(TO DO):
Search the listing below for "Prob". Copy each matching line.
::: RECORDS SUPPLIED :::
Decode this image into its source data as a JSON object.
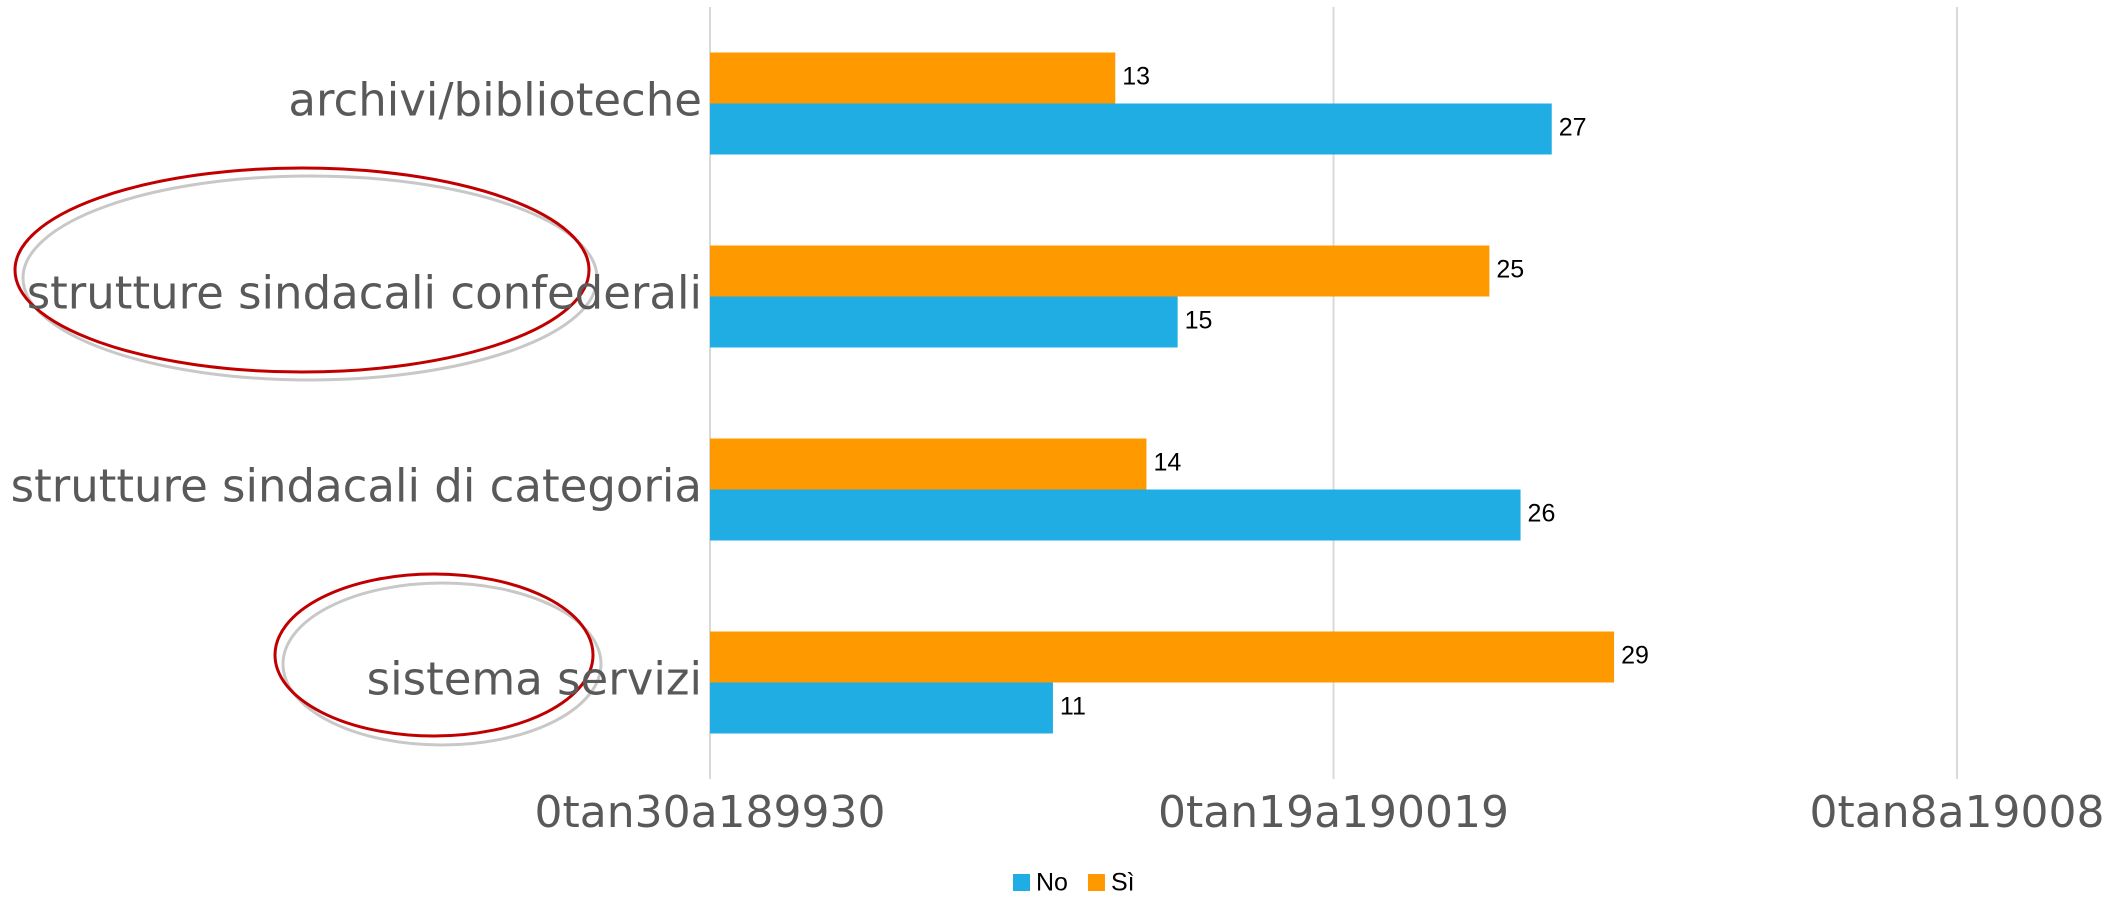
{
  "chart_data": {
    "type": "bar",
    "orientation": "horizontal",
    "categories": [
      "archivi/biblioteche",
      "strutture sindacali confederali",
      "strutture sindacali di categoria",
      "sistema servizi"
    ],
    "series": [
      {
        "name": "No",
        "color": "#1fade4",
        "values": [
          27,
          15,
          26,
          11
        ]
      },
      {
        "name": "Sì",
        "color": "#ff9900",
        "values": [
          13,
          25,
          14,
          29
        ]
      }
    ],
    "xlim": [
      0,
      40
    ],
    "xticks": [
      {
        "value": 0,
        "label": "0tan30a189930"
      },
      {
        "value": 20,
        "label": "0tan19a190019"
      },
      {
        "value": 40,
        "label": "0tan8a19008"
      }
    ],
    "grid": true,
    "legend": "bottom"
  }
}
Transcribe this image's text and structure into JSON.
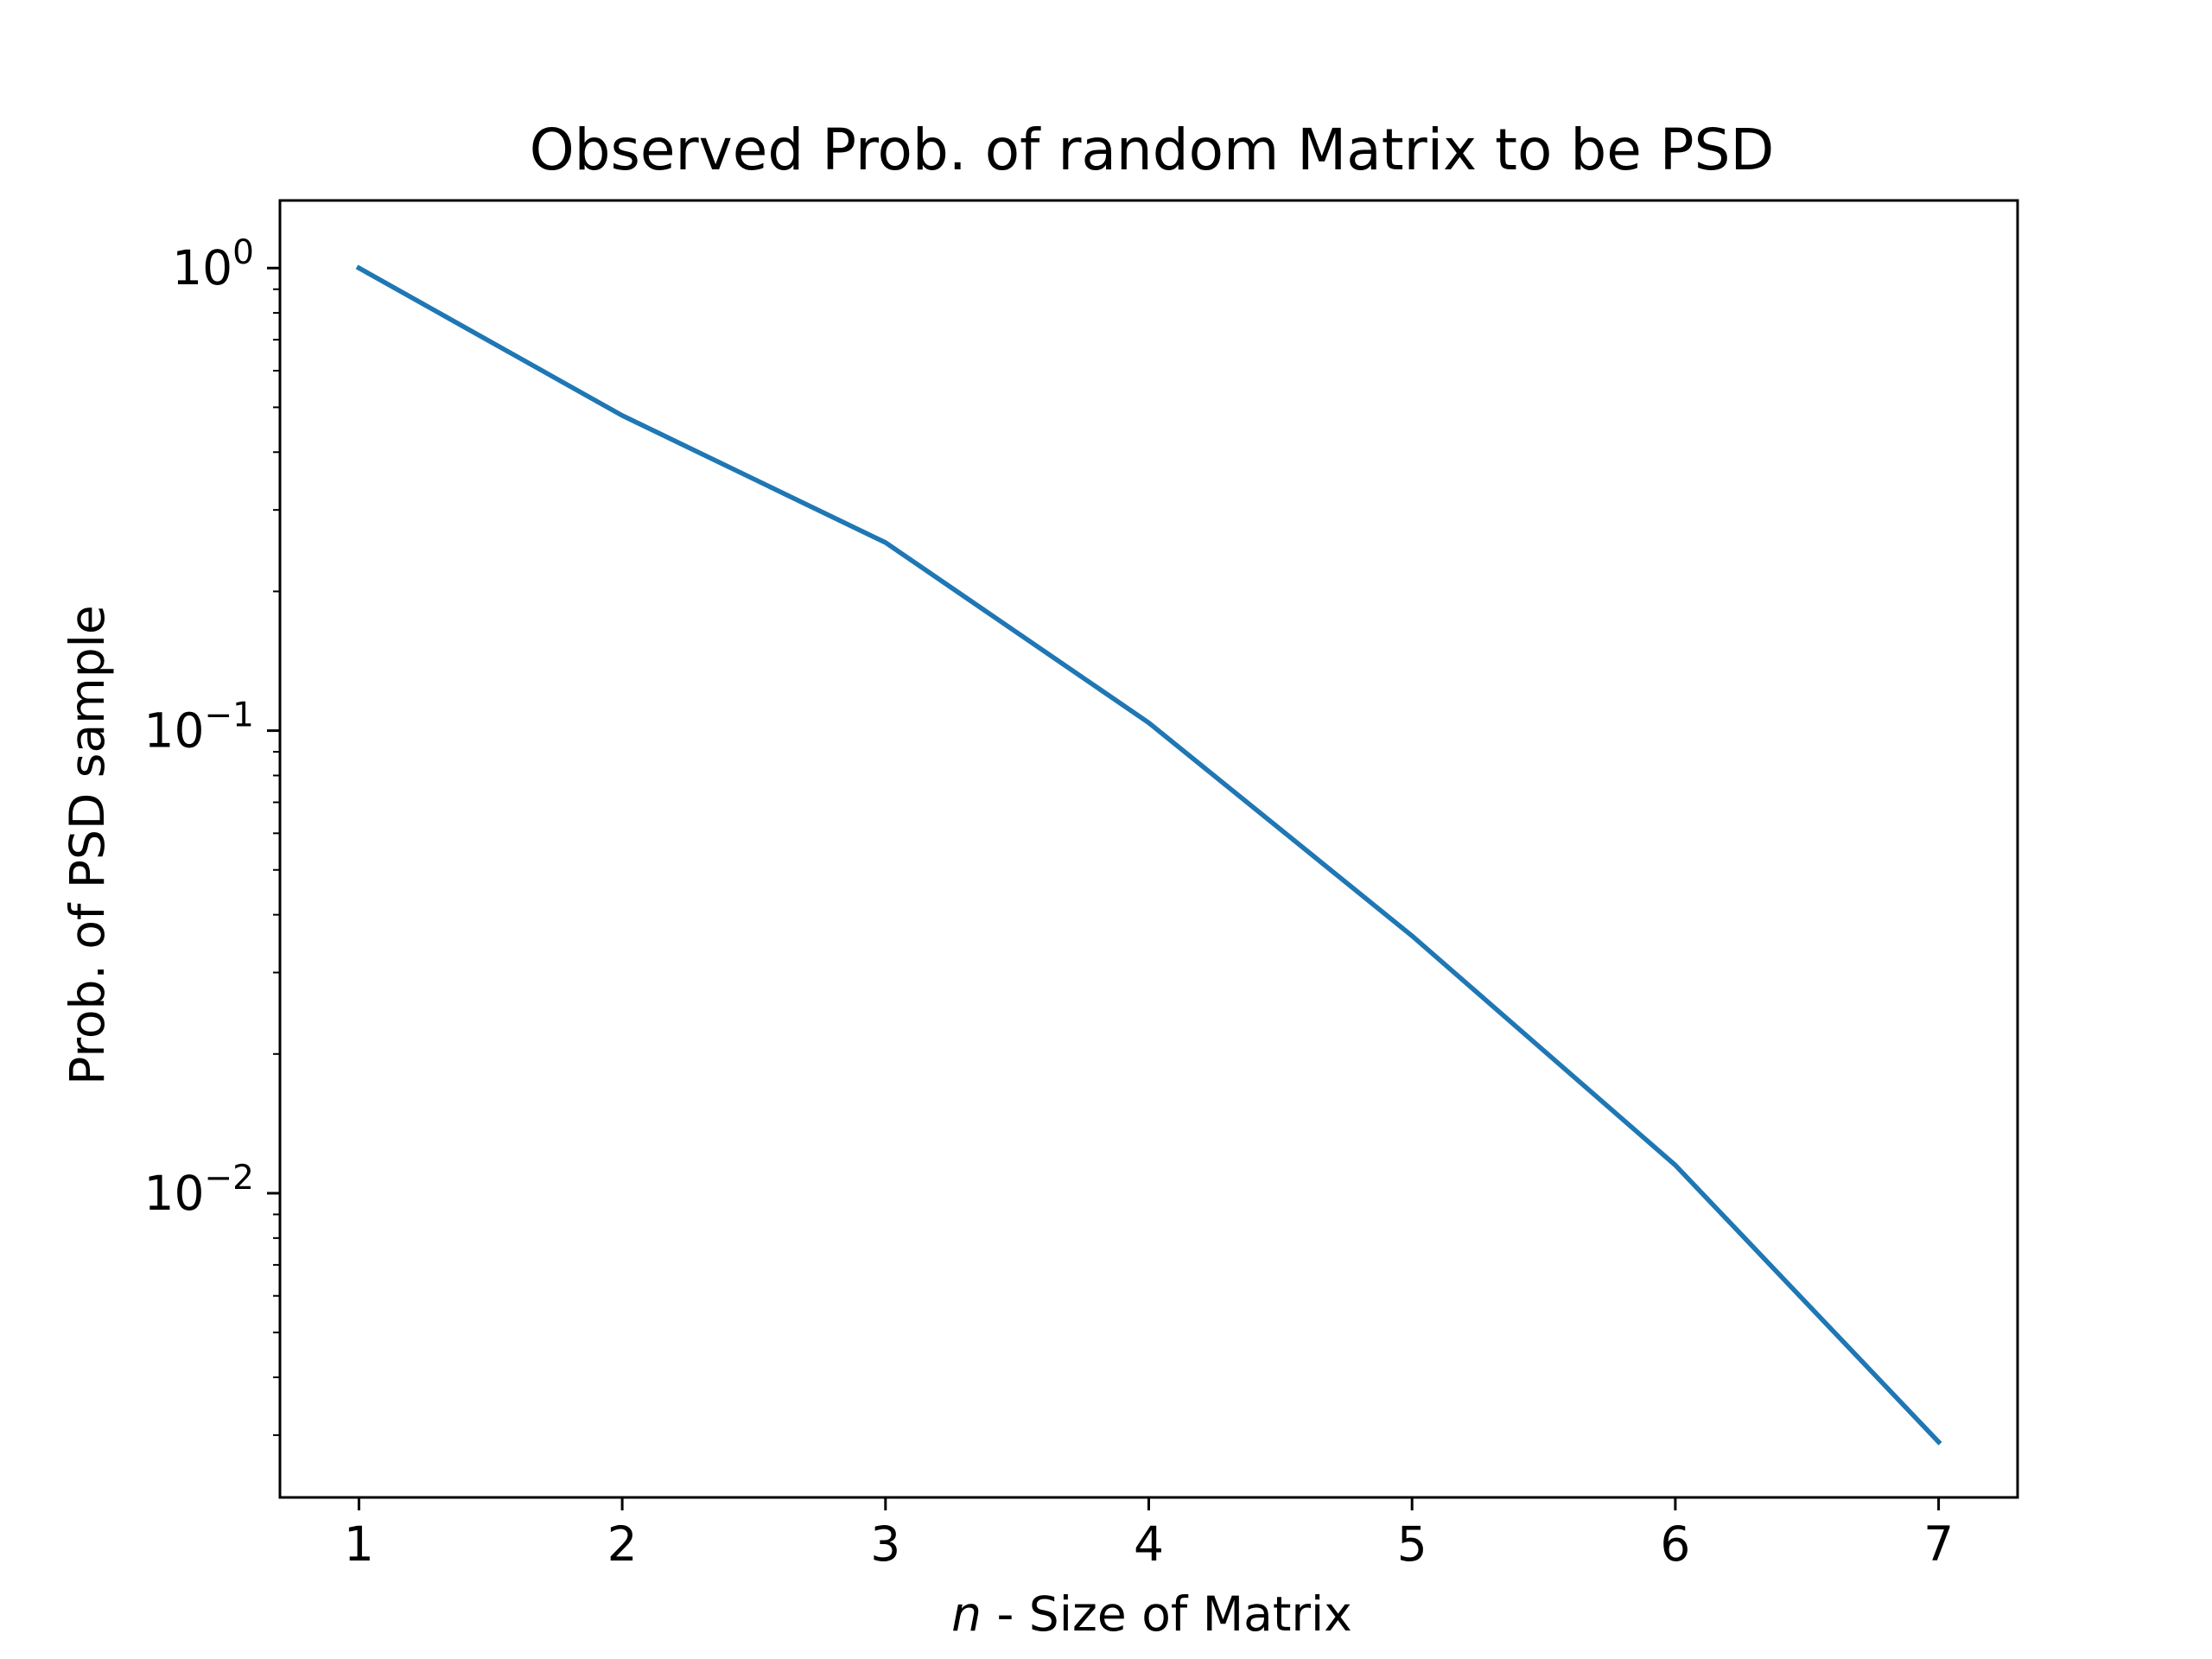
{
  "chart_data": {
    "type": "line",
    "title": "Observed Prob. of random Matrix to be PSD",
    "xlabel_italic": "n",
    "xlabel_rest": " - Size of Matrix",
    "ylabel": "Prob. of PSD sample",
    "y_scale": "log",
    "grid": false,
    "legend": "none",
    "xlim": [
      0.7,
      7.3
    ],
    "ylim": [
      0.0022,
      1.4
    ],
    "x_ticks": [
      {
        "value": 1,
        "label": "1"
      },
      {
        "value": 2,
        "label": "2"
      },
      {
        "value": 3,
        "label": "3"
      },
      {
        "value": 4,
        "label": "4"
      },
      {
        "value": 5,
        "label": "5"
      },
      {
        "value": 6,
        "label": "6"
      },
      {
        "value": 7,
        "label": "7"
      }
    ],
    "y_ticks": [
      {
        "value": 1,
        "base": "10",
        "exponent": "0"
      },
      {
        "value": 0.1,
        "base": "10",
        "exponent": "−1"
      },
      {
        "value": 0.01,
        "base": "10",
        "exponent": "−2"
      }
    ],
    "series": [
      {
        "color": "#1f77b4",
        "x": [
          1,
          2,
          3,
          4,
          5,
          6,
          7
        ],
        "y": [
          1.0,
          0.48,
          0.255,
          0.104,
          0.036,
          0.0115,
          0.0029
        ]
      }
    ]
  }
}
:::
(TASK ANSWER):
    "title": "Observed Prob. of random Matrix to be PSD",
    "ylabel": "Prob. of PSD sample",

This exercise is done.